_Work instructions:_
Render every entry verbatim.

#### Listed entries

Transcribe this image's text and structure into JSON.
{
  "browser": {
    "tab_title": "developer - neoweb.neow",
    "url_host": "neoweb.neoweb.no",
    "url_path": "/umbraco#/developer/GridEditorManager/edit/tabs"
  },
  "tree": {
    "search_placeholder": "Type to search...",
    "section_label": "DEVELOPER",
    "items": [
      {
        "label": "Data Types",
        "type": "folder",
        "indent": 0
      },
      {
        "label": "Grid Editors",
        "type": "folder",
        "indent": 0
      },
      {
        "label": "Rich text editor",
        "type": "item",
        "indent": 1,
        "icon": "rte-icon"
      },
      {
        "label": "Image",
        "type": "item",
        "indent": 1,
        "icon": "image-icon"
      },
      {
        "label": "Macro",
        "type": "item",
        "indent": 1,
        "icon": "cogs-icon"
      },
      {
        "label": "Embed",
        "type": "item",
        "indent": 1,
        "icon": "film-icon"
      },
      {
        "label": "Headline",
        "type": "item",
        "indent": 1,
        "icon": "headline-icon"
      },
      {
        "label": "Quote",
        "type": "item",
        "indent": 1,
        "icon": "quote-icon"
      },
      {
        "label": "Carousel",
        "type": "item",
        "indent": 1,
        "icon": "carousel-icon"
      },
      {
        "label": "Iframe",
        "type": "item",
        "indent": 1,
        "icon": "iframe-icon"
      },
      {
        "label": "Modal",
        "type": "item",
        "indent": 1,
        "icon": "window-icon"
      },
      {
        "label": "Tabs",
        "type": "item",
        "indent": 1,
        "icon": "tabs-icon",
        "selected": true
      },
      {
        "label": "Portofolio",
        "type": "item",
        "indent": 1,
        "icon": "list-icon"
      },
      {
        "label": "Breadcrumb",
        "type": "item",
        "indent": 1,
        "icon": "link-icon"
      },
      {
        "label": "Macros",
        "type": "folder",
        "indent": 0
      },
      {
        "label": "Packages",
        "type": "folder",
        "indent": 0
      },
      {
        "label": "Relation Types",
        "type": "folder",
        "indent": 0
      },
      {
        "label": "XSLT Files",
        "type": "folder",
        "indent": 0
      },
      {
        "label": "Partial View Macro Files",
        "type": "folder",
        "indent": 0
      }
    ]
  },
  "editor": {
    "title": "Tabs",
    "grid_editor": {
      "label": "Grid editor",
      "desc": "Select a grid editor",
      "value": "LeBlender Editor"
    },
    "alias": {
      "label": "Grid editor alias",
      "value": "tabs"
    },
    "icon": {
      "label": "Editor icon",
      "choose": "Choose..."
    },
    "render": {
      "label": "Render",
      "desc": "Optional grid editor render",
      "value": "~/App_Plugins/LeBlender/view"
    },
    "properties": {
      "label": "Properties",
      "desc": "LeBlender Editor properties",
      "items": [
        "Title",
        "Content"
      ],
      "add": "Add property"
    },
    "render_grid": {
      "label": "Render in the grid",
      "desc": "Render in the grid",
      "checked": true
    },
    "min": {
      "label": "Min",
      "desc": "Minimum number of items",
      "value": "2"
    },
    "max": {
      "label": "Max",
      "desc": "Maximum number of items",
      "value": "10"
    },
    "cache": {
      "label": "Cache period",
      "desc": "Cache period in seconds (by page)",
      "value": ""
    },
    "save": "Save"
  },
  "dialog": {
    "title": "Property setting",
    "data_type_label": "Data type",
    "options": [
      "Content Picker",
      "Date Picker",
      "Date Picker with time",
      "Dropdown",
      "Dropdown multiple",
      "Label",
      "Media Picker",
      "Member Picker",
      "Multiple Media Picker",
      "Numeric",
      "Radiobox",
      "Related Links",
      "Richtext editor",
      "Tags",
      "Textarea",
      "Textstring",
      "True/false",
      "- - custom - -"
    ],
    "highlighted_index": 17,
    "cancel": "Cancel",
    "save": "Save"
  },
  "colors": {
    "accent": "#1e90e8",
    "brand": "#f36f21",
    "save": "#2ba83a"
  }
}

########

_Output for this task:_
Transcribe this image's text and structure into JSON.
{
  "browser": {
    "tab_title": "developer - neoweb.neow",
    "url_host": "neoweb.neoweb.no",
    "url_path": "/umbraco#/developer/GridEditorManager/edit/tabs"
  },
  "tree": {
    "search_placeholder": "Type to search...",
    "section_label": "DEVELOPER",
    "items": [
      {
        "label": "Data Types",
        "type": "folder",
        "indent": 0
      },
      {
        "label": "Grid Editors",
        "type": "folder",
        "indent": 0
      },
      {
        "label": "Rich text editor",
        "type": "item",
        "indent": 1,
        "icon": "rte-icon"
      },
      {
        "label": "Image",
        "type": "item",
        "indent": 1,
        "icon": "image-icon"
      },
      {
        "label": "Macro",
        "type": "item",
        "indent": 1,
        "icon": "cogs-icon"
      },
      {
        "label": "Embed",
        "type": "item",
        "indent": 1,
        "icon": "film-icon"
      },
      {
        "label": "Headline",
        "type": "item",
        "indent": 1,
        "icon": "headline-icon"
      },
      {
        "label": "Quote",
        "type": "item",
        "indent": 1,
        "icon": "quote-icon"
      },
      {
        "label": "Carousel",
        "type": "item",
        "indent": 1,
        "icon": "carousel-icon"
      },
      {
        "label": "Iframe",
        "type": "item",
        "indent": 1,
        "icon": "iframe-icon"
      },
      {
        "label": "Modal",
        "type": "item",
        "indent": 1,
        "icon": "window-icon"
      },
      {
        "label": "Tabs",
        "type": "item",
        "indent": 1,
        "icon": "tabs-icon",
        "selected": true
      },
      {
        "label": "Portofolio",
        "type": "item",
        "indent": 1,
        "icon": "list-icon"
      },
      {
        "label": "Breadcrumb",
        "type": "item",
        "indent": 1,
        "icon": "link-icon"
      },
      {
        "label": "Macros",
        "type": "folder",
        "indent": 0
      },
      {
        "label": "Packages",
        "type": "folder",
        "indent": 0
      },
      {
        "label": "Relation Types",
        "type": "folder",
        "indent": 0
      },
      {
        "label": "XSLT Files",
        "type": "folder",
        "indent": 0
      },
      {
        "label": "Partial View Macro Files",
        "type": "folder",
        "indent": 0
      }
    ]
  },
  "editor": {
    "title": "Tabs",
    "grid_editor": {
      "label": "Grid editor",
      "desc": "Select a grid editor",
      "value": "LeBlender Editor"
    },
    "alias": {
      "label": "Grid editor alias",
      "value": "tabs"
    },
    "icon": {
      "label": "Editor icon",
      "choose": "Choose..."
    },
    "render": {
      "label": "Render",
      "desc": "Optional grid editor render",
      "value": "~/App_Plugins/LeBlender/view"
    },
    "properties": {
      "label": "Properties",
      "desc": "LeBlender Editor properties",
      "items": [
        "Title",
        "Content"
      ],
      "add": "Add property"
    },
    "render_grid": {
      "label": "Render in the grid",
      "desc": "Render in the grid",
      "checked": true
    },
    "min": {
      "label": "Min",
      "desc": "Minimum number of items",
      "value": "2"
    },
    "max": {
      "label": "Max",
      "desc": "Maximum number of items",
      "value": "10"
    },
    "cache": {
      "label": "Cache period",
      "desc": "Cache period in seconds (by page)",
      "value": ""
    },
    "save": "Save"
  },
  "dialog": {
    "title": "Property setting",
    "data_type_label": "Data type",
    "options": [
      "Content Picker",
      "Date Picker",
      "Date Picker with time",
      "Dropdown",
      "Dropdown multiple",
      "Label",
      "Media Picker",
      "Member Picker",
      "Multiple Media Picker",
      "Numeric",
      "Radiobox",
      "Related Links",
      "Richtext editor",
      "Tags",
      "Textarea",
      "Textstring",
      "True/false",
      "- - custom - -"
    ],
    "highlighted_index": 17,
    "cancel": "Cancel",
    "save": "Save"
  },
  "colors": {
    "accent": "#1e90e8",
    "brand": "#f36f21",
    "save": "#2ba83a"
  }
}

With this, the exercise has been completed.